-------- Material

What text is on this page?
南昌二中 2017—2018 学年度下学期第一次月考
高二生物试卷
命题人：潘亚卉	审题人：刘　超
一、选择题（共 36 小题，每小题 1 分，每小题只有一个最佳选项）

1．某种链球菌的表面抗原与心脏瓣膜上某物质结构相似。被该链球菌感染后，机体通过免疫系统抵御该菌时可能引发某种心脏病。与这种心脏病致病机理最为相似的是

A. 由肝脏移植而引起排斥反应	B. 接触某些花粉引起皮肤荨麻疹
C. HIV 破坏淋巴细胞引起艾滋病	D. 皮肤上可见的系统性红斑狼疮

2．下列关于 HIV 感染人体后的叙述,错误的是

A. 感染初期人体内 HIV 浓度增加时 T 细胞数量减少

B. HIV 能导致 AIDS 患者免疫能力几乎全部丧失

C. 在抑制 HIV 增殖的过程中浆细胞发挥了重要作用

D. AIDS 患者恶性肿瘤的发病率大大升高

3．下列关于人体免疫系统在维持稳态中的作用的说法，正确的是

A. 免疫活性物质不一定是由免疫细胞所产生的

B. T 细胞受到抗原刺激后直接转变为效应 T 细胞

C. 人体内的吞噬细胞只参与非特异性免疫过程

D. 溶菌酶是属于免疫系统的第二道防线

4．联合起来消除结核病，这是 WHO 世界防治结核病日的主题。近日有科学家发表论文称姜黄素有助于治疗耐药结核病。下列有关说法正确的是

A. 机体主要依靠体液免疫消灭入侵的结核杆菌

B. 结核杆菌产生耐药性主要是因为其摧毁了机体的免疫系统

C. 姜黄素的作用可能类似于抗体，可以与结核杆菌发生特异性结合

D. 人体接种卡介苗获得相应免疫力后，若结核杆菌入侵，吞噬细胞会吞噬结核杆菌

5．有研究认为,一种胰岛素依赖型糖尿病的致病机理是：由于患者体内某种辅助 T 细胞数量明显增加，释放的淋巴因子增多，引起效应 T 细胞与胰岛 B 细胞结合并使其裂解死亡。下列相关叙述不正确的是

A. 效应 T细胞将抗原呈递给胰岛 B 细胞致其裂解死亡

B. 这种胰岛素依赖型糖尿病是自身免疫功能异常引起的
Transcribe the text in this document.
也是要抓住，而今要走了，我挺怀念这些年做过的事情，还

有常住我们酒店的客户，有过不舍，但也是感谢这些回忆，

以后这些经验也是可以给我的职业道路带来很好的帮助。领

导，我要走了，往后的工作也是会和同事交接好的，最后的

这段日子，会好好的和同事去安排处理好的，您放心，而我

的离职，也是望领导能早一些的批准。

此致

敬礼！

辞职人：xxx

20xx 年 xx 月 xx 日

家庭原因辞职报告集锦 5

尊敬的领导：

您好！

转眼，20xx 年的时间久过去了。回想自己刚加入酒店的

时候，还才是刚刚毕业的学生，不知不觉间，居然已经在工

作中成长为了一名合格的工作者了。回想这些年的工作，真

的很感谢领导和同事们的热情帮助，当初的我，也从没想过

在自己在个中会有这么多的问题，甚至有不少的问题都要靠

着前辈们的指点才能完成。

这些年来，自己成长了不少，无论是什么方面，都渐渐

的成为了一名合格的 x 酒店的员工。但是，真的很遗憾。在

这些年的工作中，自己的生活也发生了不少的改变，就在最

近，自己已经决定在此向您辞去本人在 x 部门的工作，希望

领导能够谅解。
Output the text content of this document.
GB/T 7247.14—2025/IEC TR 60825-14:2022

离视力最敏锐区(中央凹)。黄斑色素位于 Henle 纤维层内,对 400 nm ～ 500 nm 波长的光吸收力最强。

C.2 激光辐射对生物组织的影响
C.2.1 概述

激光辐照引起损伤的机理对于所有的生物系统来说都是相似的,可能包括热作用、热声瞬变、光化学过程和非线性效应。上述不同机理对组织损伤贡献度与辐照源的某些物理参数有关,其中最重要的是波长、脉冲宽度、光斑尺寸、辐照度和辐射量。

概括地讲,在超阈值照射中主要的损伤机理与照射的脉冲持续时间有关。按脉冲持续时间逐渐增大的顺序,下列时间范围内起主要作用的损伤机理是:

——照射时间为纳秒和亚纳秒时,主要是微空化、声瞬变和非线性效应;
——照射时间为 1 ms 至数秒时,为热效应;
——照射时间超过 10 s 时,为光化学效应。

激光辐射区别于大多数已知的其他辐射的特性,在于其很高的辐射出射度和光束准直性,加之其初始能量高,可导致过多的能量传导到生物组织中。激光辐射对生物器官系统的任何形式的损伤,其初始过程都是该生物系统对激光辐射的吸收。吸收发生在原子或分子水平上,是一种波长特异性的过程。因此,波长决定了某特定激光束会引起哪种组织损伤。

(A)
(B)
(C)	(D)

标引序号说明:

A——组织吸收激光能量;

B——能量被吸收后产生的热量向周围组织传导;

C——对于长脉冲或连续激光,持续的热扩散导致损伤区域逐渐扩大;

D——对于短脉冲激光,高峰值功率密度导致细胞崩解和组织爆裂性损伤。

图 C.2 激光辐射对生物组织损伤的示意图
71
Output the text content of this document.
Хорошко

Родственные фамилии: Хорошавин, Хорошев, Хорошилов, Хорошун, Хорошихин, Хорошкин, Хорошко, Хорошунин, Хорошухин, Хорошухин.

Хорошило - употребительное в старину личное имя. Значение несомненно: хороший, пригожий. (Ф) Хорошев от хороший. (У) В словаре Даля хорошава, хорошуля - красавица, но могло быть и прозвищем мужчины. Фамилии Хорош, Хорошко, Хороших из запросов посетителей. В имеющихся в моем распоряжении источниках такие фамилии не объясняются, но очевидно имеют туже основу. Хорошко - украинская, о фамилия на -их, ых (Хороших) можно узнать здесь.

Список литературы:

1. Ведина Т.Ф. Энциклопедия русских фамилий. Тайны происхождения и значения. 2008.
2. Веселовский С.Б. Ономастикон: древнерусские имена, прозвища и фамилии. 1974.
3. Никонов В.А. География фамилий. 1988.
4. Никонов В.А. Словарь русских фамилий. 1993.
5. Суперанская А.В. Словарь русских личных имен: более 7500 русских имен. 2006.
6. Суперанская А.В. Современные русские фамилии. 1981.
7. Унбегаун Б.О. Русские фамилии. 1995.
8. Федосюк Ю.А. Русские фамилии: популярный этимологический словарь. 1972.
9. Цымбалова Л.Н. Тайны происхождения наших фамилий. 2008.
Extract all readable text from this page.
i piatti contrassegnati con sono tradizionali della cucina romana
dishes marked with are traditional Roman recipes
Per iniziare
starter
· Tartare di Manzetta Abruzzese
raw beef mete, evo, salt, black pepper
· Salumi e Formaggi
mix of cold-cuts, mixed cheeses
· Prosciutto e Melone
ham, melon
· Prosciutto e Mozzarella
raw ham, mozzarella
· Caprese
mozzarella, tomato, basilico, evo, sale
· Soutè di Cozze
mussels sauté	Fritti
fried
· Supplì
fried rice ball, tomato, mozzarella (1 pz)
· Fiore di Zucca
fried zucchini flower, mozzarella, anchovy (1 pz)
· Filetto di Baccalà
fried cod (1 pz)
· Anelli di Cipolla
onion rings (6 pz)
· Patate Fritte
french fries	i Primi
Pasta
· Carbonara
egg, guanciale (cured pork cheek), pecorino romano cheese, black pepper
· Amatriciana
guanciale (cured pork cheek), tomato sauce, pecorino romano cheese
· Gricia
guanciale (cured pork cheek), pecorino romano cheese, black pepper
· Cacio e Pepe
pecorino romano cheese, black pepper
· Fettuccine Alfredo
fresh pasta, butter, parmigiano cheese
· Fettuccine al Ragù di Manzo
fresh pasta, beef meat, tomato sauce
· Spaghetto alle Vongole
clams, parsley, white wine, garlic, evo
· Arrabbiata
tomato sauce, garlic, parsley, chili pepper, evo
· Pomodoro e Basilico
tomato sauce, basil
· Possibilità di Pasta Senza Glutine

----------------

Given request: Each line above that holds the string "Хорошко" should be copied and shown.

The answer:
Хорошко
Родственные фамилии: Хорошавин, Хорошев, Хорошилов, Хорошун, Хорошихин, Хорошкин, Хорошко, Хорошунин, Хорошухин, Хорошухин.
Хорошило - употребительное в старину личное имя. Значение несомненно: хороший, пригожий. (Ф) Хорошев от хороший. (У) В словаре Даля хорошава, хорошуля - красавица, но могло быть и прозвищем мужчины. Фамилии Хорош, Хорошко, Хороших из запросов посетителей. В имеющихся в моем распоряжении источниках такие фамилии не объясняются, но очевидно имеют туже основу. Хорошко - украинская, о фамилия на -их, ых (Хороших) можно узнать здесь.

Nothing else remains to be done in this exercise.